Texto citado:
>>

Amigos:

Vi-me na obrigação de enviar a seguinte carta ao embaixador cubano em Brasília, ante as graves acusações de que fui objeto de sua parte. Solicito a atenção e compreensão de todos. Um abraço, Juan

Carta ao embaixador cubano em Brasília: prove suas graves acusações, ou retrate-se

Para justificar a cruel negativa para que eu possa entrar em Cuba a fim de conhecer o meu filhinho Juan Paolo, o Sr. me acusa de "caluniar" o povo cubano e de colaborar com organizações que teriam um "histórico" de "ações terroristas"; lhe solicito que prove tão graves acusações, ou que se retrate

 Campinas, 4 de setembro de 2002.

Sr. Embaixador de Cuba no Brasil

Jorge Lezcano Pérez

E-mail: embacuba@uol.com.br

Tel.: 55-61- 2484710 Fax: 55-61- 248 6778

Senhor Embaixador:

O Senador Eduardo Suplicy (PT/SP) realizou meritórias gestões ante a embaixada cubana em Brasília, para que eu possa viajar à Cuba e conhecer meu filho Juan Paolo, de 3 anos e meio de idade. O mencionado legislador teve a amabilidade de enviar-me cópia de sua resposta.

Nela, o Sr., ao mesmo tempo em que se mostra cego e surdo sobre o ponto central dos meus pedidos, que é precisamente o direito que tenho de ir à Cuba conhecer Juan Paolo, lança graves e infundadas acusações contra minha pessoa. Isto me obriga, em defesa de minha honra de cubano e de pai de família, a não poder permanecer em silêncio.

Segundo sua carta, eu estaria participando de uma campanha "caluniosa" contra o "povo cubano", vinculada a "organizações" e "elementos" do exterior com um "histórico" de "ações terroristas". Sr. Embaixador, segundo um sábio princípio do direito romano, "quod gratis asseritur, gratis negatur": ante uma acusação gratuita, sem a mais mínima prova, tem o acusado o direito de negá-la simples e francamente.

<<

Seção de dados:
>>

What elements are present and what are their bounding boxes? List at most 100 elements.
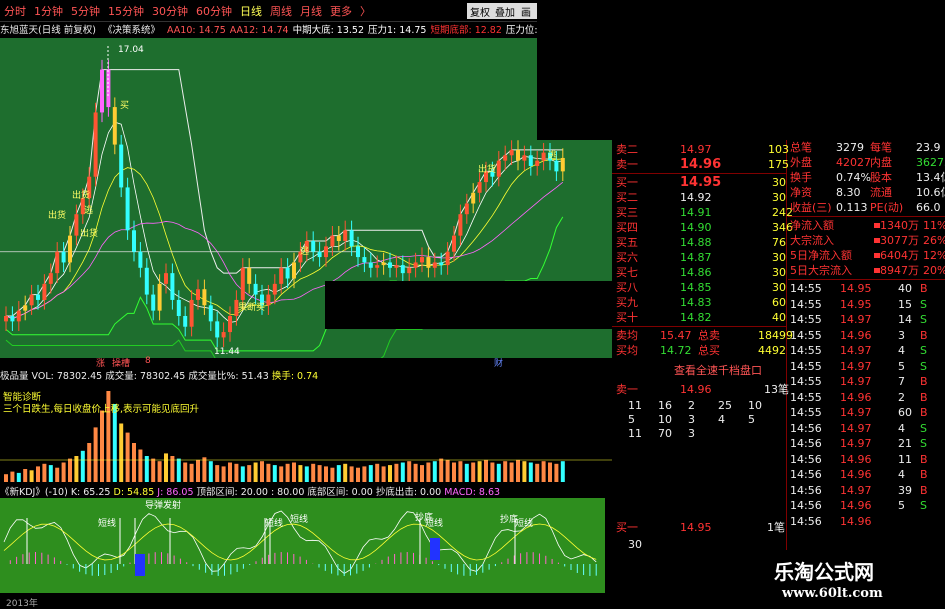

<<

Tarefas propostas:
- a) Na carta ao embaixador, liste todas as expressões entre aspas na frase iniciada por "Segundo sua carta".
- b) Prossiga a redação da carta ao embaixador a partir da última frase apresentada.

Respostas fornecidas:
- a) "caluniosa", "povo cubano", "organizações", "elementos", "histórico", "ações terroristas"

- b)
Todavia, por ser o Sr. a mais alta autoridade diplomática de Cuba no Brasil, representa com suas expressões, o governo cubano. Portanto, essa acusação adquire outra dimensão e eu não poderia simplesmente negá-la, como o faria com alguém que não tivesse esse relevante cargo.

Por isso, lhe solicito que prove essa injuriosa afirmação pela qual me atribui uma colaboração com entidades e pessoas estrangeiras que teriam esse "histórico" de "ações terroristas". Do contrário, está obrigado a retratar-se. Seria descabido pensar que o Sr. inclui em tal categoria personalidades que me brindaram com sua solidariedade, como o presidente da Comissão Européia, Professor Romano Prodi e o jurista cubano Dr. Claudio Benedí Beruff, que apresentou os antecedentes de meu drama familiar perante a Comissão de Direitos Humanos da OEA.

Lhe solicito que prove igualmente sua acusação de que eu estaria levando a cabo uma atividade "caluniadora". Solicitei de maneira privada, durante mais de 3 anos, ante as autoridades diplomáticas cubanas no Brasil, a possibildiade de exercer o direito inalienável, que todo pai tem, e que nem sequer se nega a um criminoso, de conhecer a seu filho. Direito que, sistematicamente, a embaixada cubana em Brasília e o consulado cubano em São Paulo me negaram até hoje. Vi-me obrigado a tornar pública esta flagrante injustiça em meados deste ano, quando o consulado cubano em São Paulo me fechou brutalmente as portas.

Sirva-se então de indicar onde está exatamente minha atividade "caluniadora". Em caso contrário e na falta de provas, como o Sr. sabe, Senhor Embaixador, a acusação passa a recair sobre o acusador.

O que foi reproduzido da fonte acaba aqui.